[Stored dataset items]

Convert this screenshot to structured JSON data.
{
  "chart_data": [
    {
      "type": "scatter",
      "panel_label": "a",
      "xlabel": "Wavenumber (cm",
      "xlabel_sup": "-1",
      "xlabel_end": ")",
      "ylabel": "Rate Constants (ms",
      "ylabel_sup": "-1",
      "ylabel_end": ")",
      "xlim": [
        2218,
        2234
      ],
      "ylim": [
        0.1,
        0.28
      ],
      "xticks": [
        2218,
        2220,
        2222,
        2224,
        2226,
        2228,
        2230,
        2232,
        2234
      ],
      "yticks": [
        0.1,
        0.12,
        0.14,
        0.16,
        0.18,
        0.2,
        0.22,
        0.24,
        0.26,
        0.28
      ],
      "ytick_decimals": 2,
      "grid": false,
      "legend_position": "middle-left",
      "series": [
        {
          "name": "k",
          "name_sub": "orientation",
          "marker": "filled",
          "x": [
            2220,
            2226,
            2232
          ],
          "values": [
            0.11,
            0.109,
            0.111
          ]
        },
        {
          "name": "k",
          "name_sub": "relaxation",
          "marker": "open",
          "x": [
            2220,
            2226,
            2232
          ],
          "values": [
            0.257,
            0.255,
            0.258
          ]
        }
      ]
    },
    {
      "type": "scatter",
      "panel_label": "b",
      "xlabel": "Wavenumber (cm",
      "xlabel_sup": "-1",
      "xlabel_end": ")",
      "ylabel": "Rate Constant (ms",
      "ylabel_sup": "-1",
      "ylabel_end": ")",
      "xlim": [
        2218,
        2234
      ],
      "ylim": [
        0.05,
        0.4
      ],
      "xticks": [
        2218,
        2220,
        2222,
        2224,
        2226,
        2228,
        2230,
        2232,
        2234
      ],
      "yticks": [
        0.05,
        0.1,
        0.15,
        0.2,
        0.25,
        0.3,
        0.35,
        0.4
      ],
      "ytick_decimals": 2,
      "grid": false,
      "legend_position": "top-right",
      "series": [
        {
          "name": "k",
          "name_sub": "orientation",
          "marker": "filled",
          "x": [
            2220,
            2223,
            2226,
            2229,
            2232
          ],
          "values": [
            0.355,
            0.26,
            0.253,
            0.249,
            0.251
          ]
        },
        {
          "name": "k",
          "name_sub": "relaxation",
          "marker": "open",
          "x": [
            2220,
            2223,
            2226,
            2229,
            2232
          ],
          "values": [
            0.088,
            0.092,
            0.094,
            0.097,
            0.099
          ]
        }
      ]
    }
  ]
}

_TASK DESCRIPTION:_ Please quote the records above exactly, without skipping a line.

_FINAL ANSWER:_
Convert this screenshot to structured JSON data.
{
  "chart_data": [
    {
      "type": "scatter",
      "panel_label": "a",
      "xlabel": "Wavenumber (cm",
      "xlabel_sup": "-1",
      "xlabel_end": ")",
      "ylabel": "Rate Constants (ms",
      "ylabel_sup": "-1",
      "ylabel_end": ")",
      "xlim": [
        2218,
        2234
      ],
      "ylim": [
        0.1,
        0.28
      ],
      "xticks": [
        2218,
        2220,
        2222,
        2224,
        2226,
        2228,
        2230,
        2232,
        2234
      ],
      "yticks": [
        0.1,
        0.12,
        0.14,
        0.16,
        0.18,
        0.2,
        0.22,
        0.24,
        0.26,
        0.28
      ],
      "ytick_decimals": 2,
      "grid": false,
      "legend_position": "middle-left",
      "series": [
        {
          "name": "k",
          "name_sub": "orientation",
          "marker": "filled",
          "x": [
            2220,
            2226,
            2232
          ],
          "values": [
            0.11,
            0.109,
            0.111
          ]
        },
        {
          "name": "k",
          "name_sub": "relaxation",
          "marker": "open",
          "x": [
            2220,
            2226,
            2232
          ],
          "values": [
            0.257,
            0.255,
            0.258
          ]
        }
      ]
    },
    {
      "type": "scatter",
      "panel_label": "b",
      "xlabel": "Wavenumber (cm",
      "xlabel_sup": "-1",
      "xlabel_end": ")",
      "ylabel": "Rate Constant (ms",
      "ylabel_sup": "-1",
      "ylabel_end": ")",
      "xlim": [
        2218,
        2234
      ],
      "ylim": [
        0.05,
        0.4
      ],
      "xticks": [
        2218,
        2220,
        2222,
        2224,
        2226,
        2228,
        2230,
        2232,
        2234
      ],
      "yticks": [
        0.05,
        0.1,
        0.15,
        0.2,
        0.25,
        0.3,
        0.35,
        0.4
      ],
      "ytick_decimals": 2,
      "grid": false,
      "legend_position": "top-right",
      "series": [
        {
          "name": "k",
          "name_sub": "orientation",
          "marker": "filled",
          "x": [
            2220,
            2223,
            2226,
            2229,
            2232
          ],
          "values": [
            0.355,
            0.26,
            0.253,
            0.249,
            0.251
          ]
        },
        {
          "name": "k",
          "name_sub": "relaxation",
          "marker": "open",
          "x": [
            2220,
            2223,
            2226,
            2229,
            2232
          ],
          "values": [
            0.088,
            0.092,
            0.094,
            0.097,
            0.099
          ]
        }
      ]
    }
  ]
}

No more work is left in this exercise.